## start
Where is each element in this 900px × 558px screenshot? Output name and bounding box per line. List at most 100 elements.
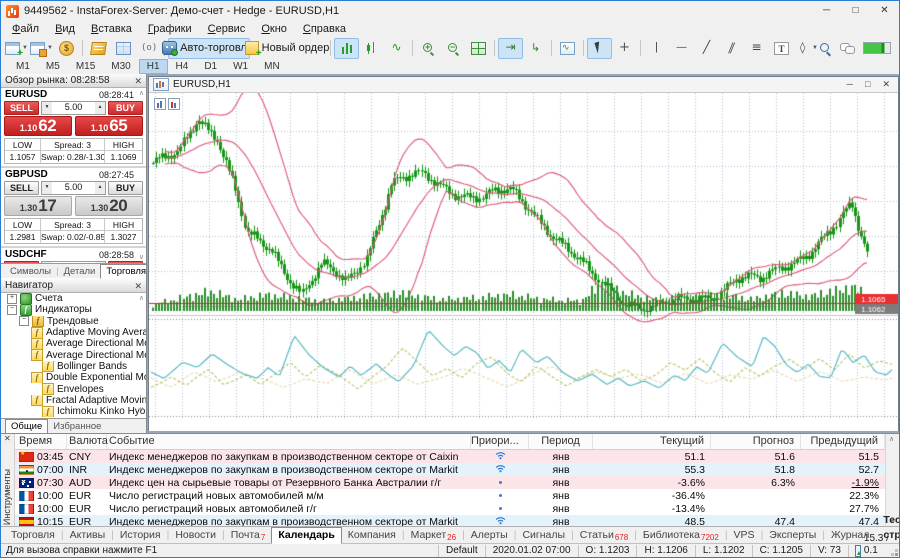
close-icon[interactable]: ✕ — [870, 1, 899, 21]
symbol-header[interactable]: GBPUSD08:27:45 — [1, 168, 146, 181]
navigator-scroll-up-icon[interactable]: ∧ — [139, 295, 144, 302]
tree-item-трендовые[interactable]: −Трендовые — [1, 316, 146, 327]
calendar-row[interactable]: 07:30AUDИндекс цен на сырьевые товары от… — [15, 476, 885, 489]
profiles-icon-button[interactable]: ▼ — [29, 38, 54, 59]
tab-история[interactable]: История — [114, 528, 167, 543]
zoom-out-icon-button[interactable] — [441, 38, 466, 59]
tab-детали[interactable]: Детали — [59, 265, 101, 278]
trendline-icon-button[interactable] — [694, 38, 719, 59]
tree-expander-icon[interactable]: − — [7, 305, 17, 315]
timeframe-mn[interactable]: MN — [256, 59, 288, 74]
menu-item-файл[interactable]: Файл — [4, 23, 47, 35]
tab-статьи[interactable]: Статьи678 — [574, 528, 634, 543]
symbol-header[interactable]: USDCHF08:28:58 — [1, 248, 146, 261]
tab-vps[interactable]: VPS — [728, 528, 761, 543]
menu-item-окно[interactable]: Окно — [253, 23, 295, 35]
tab-эксперты[interactable]: Эксперты — [763, 528, 822, 543]
chart-window-titlebar[interactable]: EURUSD,H1 ─ □ ✕ — [149, 77, 898, 93]
ask-panel[interactable]: 1.3020 — [75, 196, 143, 216]
column-header-7[interactable]: Предыдущий — [801, 434, 885, 449]
tree-item-envelopes[interactable]: Envelopes — [1, 383, 146, 394]
tile-windows-icon-button[interactable] — [466, 38, 491, 59]
auto-scroll-icon-button[interactable] — [523, 38, 548, 59]
tab-библиотека[interactable]: Библиотека7202 — [637, 528, 725, 543]
open-account-icon-button[interactable] — [54, 38, 79, 59]
bar-chart-icon-button[interactable] — [334, 38, 359, 59]
lot-stepper[interactable]: ▼5.00▲ — [41, 181, 106, 195]
tab-торговля[interactable]: Торговля — [100, 264, 147, 279]
zoom-in-icon-button[interactable] — [416, 38, 441, 59]
calendar-row[interactable]: 10:00EURЧисло регистраций новых автомоби… — [15, 502, 885, 515]
timeframe-m15[interactable]: M15 — [68, 59, 103, 74]
cursor-icon-button[interactable] — [587, 38, 612, 59]
scroll-up-icon[interactable]: ∧ — [889, 435, 894, 443]
resize-grip[interactable] — [895, 553, 898, 556]
tab-символы[interactable]: Символы — [5, 265, 56, 278]
calendar-row[interactable]: 07:00INRИндекс менеджеров по закупкам в … — [15, 463, 885, 476]
fibonacci-icon-button[interactable] — [744, 38, 769, 59]
tree-item-adaptive-moving-average[interactable]: Adaptive Moving Average — [1, 327, 146, 338]
column-header-4[interactable]: Период — [529, 434, 593, 449]
column-header-0[interactable]: Время — [15, 434, 67, 449]
toolbox-close-icon[interactable]: ✕ — [4, 434, 11, 443]
column-header-1[interactable]: Валюта — [67, 434, 107, 449]
tree-item-ichimoku-kinko-hyo[interactable]: Ichimoku Kinko Hyo — [1, 406, 146, 417]
column-header-6[interactable]: Прогноз — [711, 434, 801, 449]
new-chart-icon-button[interactable]: ▼ — [4, 38, 29, 59]
chat-icon[interactable] — [840, 41, 855, 55]
bid-panel[interactable]: 1.1062 — [4, 116, 72, 136]
tab-активы[interactable]: Активы — [64, 528, 112, 543]
chart-minimize-icon[interactable]: ─ — [847, 78, 853, 91]
tab-календарь[interactable]: Календарь — [271, 527, 341, 544]
sell-button[interactable]: SELL — [4, 181, 39, 195]
новый-ордер-button[interactable]: Новый ордер — [250, 38, 327, 59]
авто-торговля-button[interactable]: Авто-торговля — [168, 38, 250, 59]
tab-сигналы[interactable]: Сигналы — [516, 528, 571, 543]
calendar-row[interactable]: 10:15EURИндекс менеджеров по закупкам в … — [15, 515, 885, 526]
navigator-close-icon[interactable]: ✕ — [134, 280, 142, 292]
maximize-icon[interactable]: □ — [841, 1, 870, 21]
calendar-row[interactable]: 03:45CNYИндекс менеджеров по закупкам в … — [15, 450, 885, 463]
navigator-scroll-down-icon[interactable]: ∨ — [139, 406, 144, 413]
sell-button[interactable]: SELL — [4, 101, 39, 115]
column-header-2[interactable]: Событие — [107, 434, 471, 449]
tab-новости[interactable]: Новости — [169, 528, 222, 543]
indicator-mini-icon[interactable] — [154, 98, 166, 110]
calendar-row[interactable]: 10:00EURЧисло регистраций новых автомоби… — [15, 489, 885, 502]
indicator-mini-icon[interactable] — [168, 98, 180, 110]
column-header-5[interactable]: Текущий — [593, 434, 711, 449]
market-watch-scroll-up-icon[interactable]: ∧ — [139, 90, 144, 97]
ask-panel[interactable]: 1.1065 — [75, 116, 143, 136]
tab-общие[interactable]: Общие — [5, 419, 48, 433]
data-window-icon-button[interactable] — [111, 38, 136, 59]
lot-decrease-icon[interactable]: ▼ — [42, 102, 52, 114]
chart-close-icon[interactable]: ✕ — [882, 78, 890, 91]
crosshair-icon-button[interactable] — [612, 38, 637, 59]
shift-end-icon-button[interactable] — [498, 38, 523, 59]
menu-item-вставка[interactable]: Вставка — [83, 23, 140, 35]
lot-increase-icon[interactable]: ▲ — [95, 102, 105, 114]
timeframe-d1[interactable]: D1 — [196, 59, 225, 74]
line-chart-icon-button[interactable] — [384, 38, 409, 59]
tree-expander-icon[interactable]: + — [7, 294, 17, 304]
tree-item-счета[interactable]: +Счета — [1, 293, 146, 304]
tree-item-double-exponential-moving-average[interactable]: Double Exponential Moving Average — [1, 372, 146, 383]
menu-item-вид[interactable]: Вид — [47, 23, 83, 35]
minimize-icon[interactable]: ─ — [812, 1, 841, 21]
tree-item-average-directional-movement-index-wilder[interactable]: Average Directional Movement Index Wilde… — [1, 349, 146, 360]
tab-алерты[interactable]: Алерты — [465, 528, 514, 543]
tree-item-индикаторы[interactable]: −Индикаторы — [1, 304, 146, 315]
menu-item-сервис[interactable]: Сервис — [200, 23, 254, 35]
tree-expander-icon[interactable]: − — [19, 316, 29, 326]
candle-chart-icon-button[interactable] — [359, 38, 384, 59]
chart-maximize-icon[interactable]: □ — [865, 78, 870, 91]
tab-компания[interactable]: Компания — [342, 528, 402, 543]
timeframe-h4[interactable]: H4 — [168, 59, 197, 74]
tree-item-fractal-adaptive-moving-average[interactable]: Fractal Adaptive Moving Average — [1, 395, 146, 406]
tab-маркет[interactable]: Маркет26 — [405, 528, 462, 543]
channel-icon-button[interactable] — [719, 38, 744, 59]
lot-decrease-icon[interactable]: ▼ — [42, 182, 52, 194]
timeframe-m30[interactable]: M30 — [103, 59, 138, 74]
tab-избранное[interactable]: Избранное — [48, 420, 106, 433]
symbol-header[interactable]: EURUSD08:28:41 — [1, 88, 146, 101]
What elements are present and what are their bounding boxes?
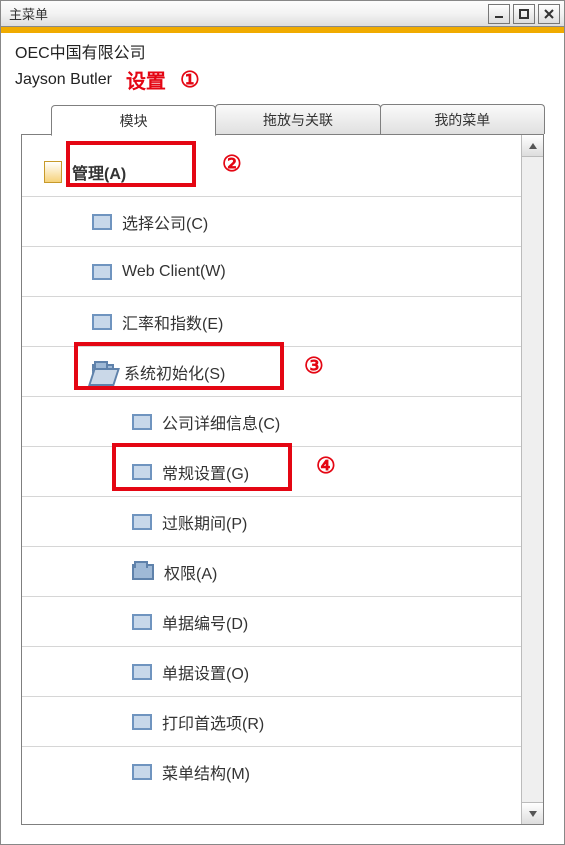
tree-label: 管理(A) xyxy=(72,160,126,184)
tree-label: 单据设置(O) xyxy=(162,660,249,684)
window-icon xyxy=(92,314,112,330)
tree-label: 选择公司(C) xyxy=(122,210,208,234)
scroll-down-button[interactable] xyxy=(522,802,543,824)
tree-item-doc-settings[interactable]: 单据设置(O) xyxy=(22,647,521,697)
window-icon xyxy=(132,414,152,430)
tree-label: 公司详细信息(C) xyxy=(162,410,280,434)
tree-label: 打印首选项(R) xyxy=(162,710,264,734)
tree-item-web-client[interactable]: Web Client(W) xyxy=(22,247,521,297)
tab-drag-drop[interactable]: 拖放与关联 xyxy=(215,104,380,134)
tree-item-authorizations[interactable]: 权限(A) xyxy=(22,547,521,597)
tree-item-menu-structure[interactable]: 菜单结构(M) xyxy=(22,747,521,797)
content-pane: 管理(A) 选择公司(C) Web Client(W) 汇率和指数(E) 系统初… xyxy=(21,134,544,825)
window-icon xyxy=(92,214,112,230)
page-icon xyxy=(44,161,62,183)
titlebar: 主菜单 xyxy=(1,1,564,27)
tree-label: Web Client(W) xyxy=(122,263,226,281)
tab-bar: 模块 拖放与关联 我的菜单 xyxy=(51,104,544,135)
tree-label: 单据编号(D) xyxy=(162,610,248,634)
maximize-button[interactable] xyxy=(513,4,535,24)
annotation-1: ① xyxy=(180,67,200,93)
folder-icon xyxy=(132,564,154,580)
tree-item-exchange-rates[interactable]: 汇率和指数(E) xyxy=(22,297,521,347)
window-controls xyxy=(488,4,560,24)
tree-label: 过账期间(P) xyxy=(162,510,247,534)
tree-label: 常规设置(G) xyxy=(162,460,249,484)
tree-item-print-prefs[interactable]: 打印首选项(R) xyxy=(22,697,521,747)
tab-modules[interactable]: 模块 xyxy=(51,105,216,136)
tree-root-admin[interactable]: 管理(A) xyxy=(22,147,521,197)
tab-my-menu[interactable]: 我的菜单 xyxy=(380,104,545,134)
tree-label: 汇率和指数(E) xyxy=(122,310,223,334)
tree-label: 菜单结构(M) xyxy=(162,760,250,784)
tree-item-company-details[interactable]: 公司详细信息(C) xyxy=(22,397,521,447)
window-icon xyxy=(92,264,112,280)
window-icon xyxy=(132,514,152,530)
window-title: 主菜单 xyxy=(9,4,488,23)
close-button[interactable] xyxy=(538,4,560,24)
tree-view: 管理(A) 选择公司(C) Web Client(W) 汇率和指数(E) 系统初… xyxy=(22,135,521,824)
tree-label: 权限(A) xyxy=(164,560,217,584)
window-icon xyxy=(132,614,152,630)
window-icon xyxy=(132,764,152,780)
window-icon xyxy=(132,664,152,680)
company-name: OEC中国有限公司 xyxy=(15,39,550,63)
user-line: Jayson Butler 设置 ① xyxy=(15,65,550,94)
window-icon xyxy=(132,464,152,480)
vertical-scrollbar[interactable] xyxy=(521,135,543,824)
tree-label: 系统初始化(S) xyxy=(124,360,225,384)
scroll-up-button[interactable] xyxy=(522,135,543,157)
user-name: Jayson Butler xyxy=(15,71,112,89)
tree-item-doc-numbering[interactable]: 单据编号(D) xyxy=(22,597,521,647)
window-icon xyxy=(132,714,152,730)
tree-item-select-company[interactable]: 选择公司(C) xyxy=(22,197,521,247)
tree-item-system-init[interactable]: 系统初始化(S) xyxy=(22,347,521,397)
settings-link[interactable]: 设置 xyxy=(126,65,166,94)
main-window: 主菜单 OEC中国有限公司 Jayson Butler 设置 ① 模块 拖放与关… xyxy=(0,0,565,845)
folder-open-icon xyxy=(92,364,114,380)
minimize-button[interactable] xyxy=(488,4,510,24)
header: OEC中国有限公司 Jayson Butler 设置 ① xyxy=(1,33,564,96)
tree-item-posting-periods[interactable]: 过账期间(P) xyxy=(22,497,521,547)
tree-item-general-settings[interactable]: 常规设置(G) xyxy=(22,447,521,497)
scroll-track[interactable] xyxy=(522,157,543,802)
## end
### Aim of the exercise:
Express the stretch of rows from the one containing "tree-label: 管理(A) xyxy=(72,160,126,184)" through the one containing "scroll-down-button[interactable] xyxy=(522,802,543,824)" as a Markdown table with the columns No. and Row, numbering each row and omitting blank lines.

### Exercise output:
| No. | Row |
|---|---|
| 1 | tree-label: 管理(A) xyxy=(72,160,126,184) |
| 2 | tree-label: 单据设置(O) xyxy=(162,660,249,684) |
| 3 | window-icon xyxy=(92,314,112,330) |
| 4 | tree-label: 选择公司(C) xyxy=(122,210,208,234) |
| 5 | scroll-down-button[interactable] xyxy=(522,802,543,824) |